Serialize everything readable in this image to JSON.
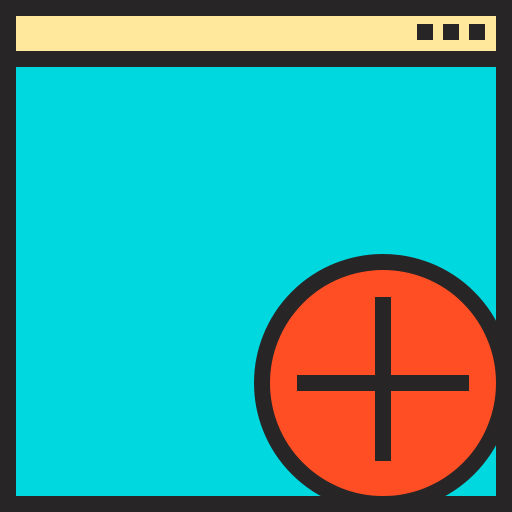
{
  "icon": {
    "name": "add-window-icon",
    "parts": {
      "window": "browser-window",
      "title_bar": "title-bar",
      "window_controls": [
        "control-dot",
        "control-dot",
        "control-dot"
      ],
      "badge": "add-badge",
      "badge_symbol": "plus-icon"
    }
  },
  "colors": {
    "outline": "#272525",
    "title_bar": "#FFE89B",
    "window_body": "#00D8E0",
    "badge": "#FF4E24"
  }
}
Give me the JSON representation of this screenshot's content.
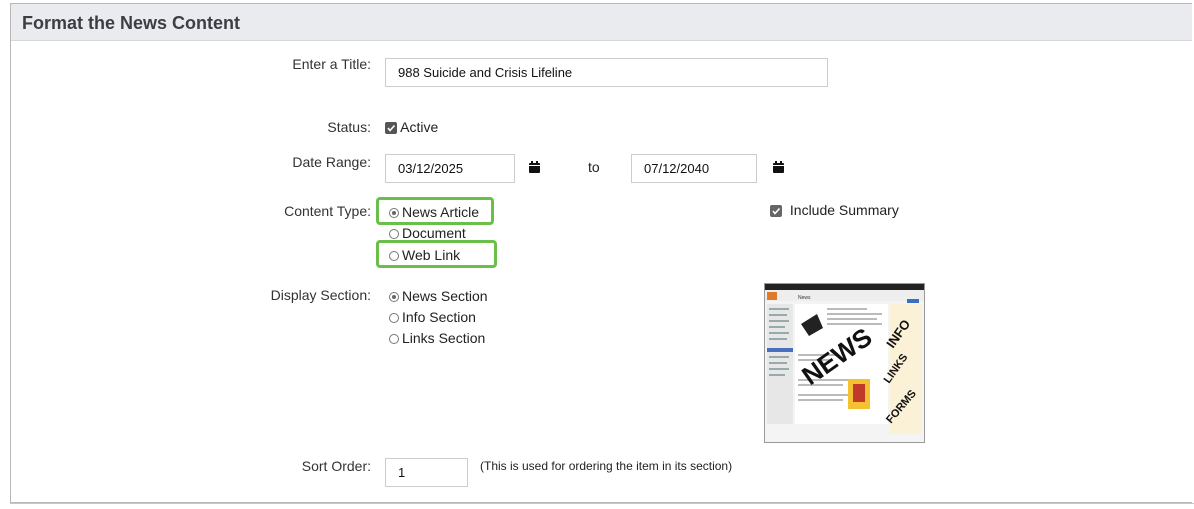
{
  "panel": {
    "title": "Format the News Content"
  },
  "form": {
    "title": {
      "label": "Enter a Title:",
      "value": "988 Suicide and Crisis Lifeline"
    },
    "status": {
      "label": "Status:",
      "option": "Active",
      "checked": true
    },
    "date_range": {
      "label": "Date Range:",
      "start": "03/12/2025",
      "separator": "to",
      "end": "07/12/2040"
    },
    "content_type": {
      "label": "Content Type:",
      "options": [
        "News Article",
        "Document",
        "Web Link"
      ],
      "selected": "News Article",
      "include_summary": {
        "label": "Include Summary",
        "checked": true
      }
    },
    "display_section": {
      "label": "Display Section:",
      "options": [
        "News Section",
        "Info Section",
        "Links Section"
      ],
      "selected": "News Section"
    },
    "sort_order": {
      "label": "Sort Order:",
      "value": "1",
      "note": "(This is used for ordering the item in its section)"
    }
  },
  "preview": {
    "words": [
      "NEWS",
      "INFO",
      "LINKS",
      "FORMS"
    ],
    "page_heading": "News"
  },
  "colors": {
    "highlight": "#6abf4b",
    "header_bg": "#e9ebee"
  }
}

☆ ☆ ☆ ☆ ☆

The request:
Output an exact copy of the material, with the pictures removed.

Answer for the task:
Serialize everything readable in this image to JSON.
{
  "icon": {
    "name": "add-window-icon",
    "parts": {
      "window": "browser-window",
      "title_bar": "title-bar",
      "window_controls": [
        "control-dot",
        "control-dot",
        "control-dot"
      ],
      "badge": "add-badge",
      "badge_symbol": "plus-icon"
    }
  },
  "colors": {
    "outline": "#272525",
    "title_bar": "#FFE89B",
    "window_body": "#00D8E0",
    "badge": "#FF4E24"
  }
}
Give me the JSON representation of this screenshot's content.
{
  "panel": {
    "title": "Format the News Content"
  },
  "form": {
    "title": {
      "label": "Enter a Title:",
      "value": "988 Suicide and Crisis Lifeline"
    },
    "status": {
      "label": "Status:",
      "option": "Active",
      "checked": true
    },
    "date_range": {
      "label": "Date Range:",
      "start": "03/12/2025",
      "separator": "to",
      "end": "07/12/2040"
    },
    "content_type": {
      "label": "Content Type:",
      "options": [
        "News Article",
        "Document",
        "Web Link"
      ],
      "selected": "News Article",
      "include_summary": {
        "label": "Include Summary",
        "checked": true
      }
    },
    "display_section": {
      "label": "Display Section:",
      "options": [
        "News Section",
        "Info Section",
        "Links Section"
      ],
      "selected": "News Section"
    },
    "sort_order": {
      "label": "Sort Order:",
      "value": "1",
      "note": "(This is used for ordering the item in its section)"
    }
  },
  "preview": {
    "words": [
      "NEWS",
      "INFO",
      "LINKS",
      "FORMS"
    ],
    "page_heading": "News"
  },
  "colors": {
    "highlight": "#6abf4b",
    "header_bg": "#e9ebee"
  }
}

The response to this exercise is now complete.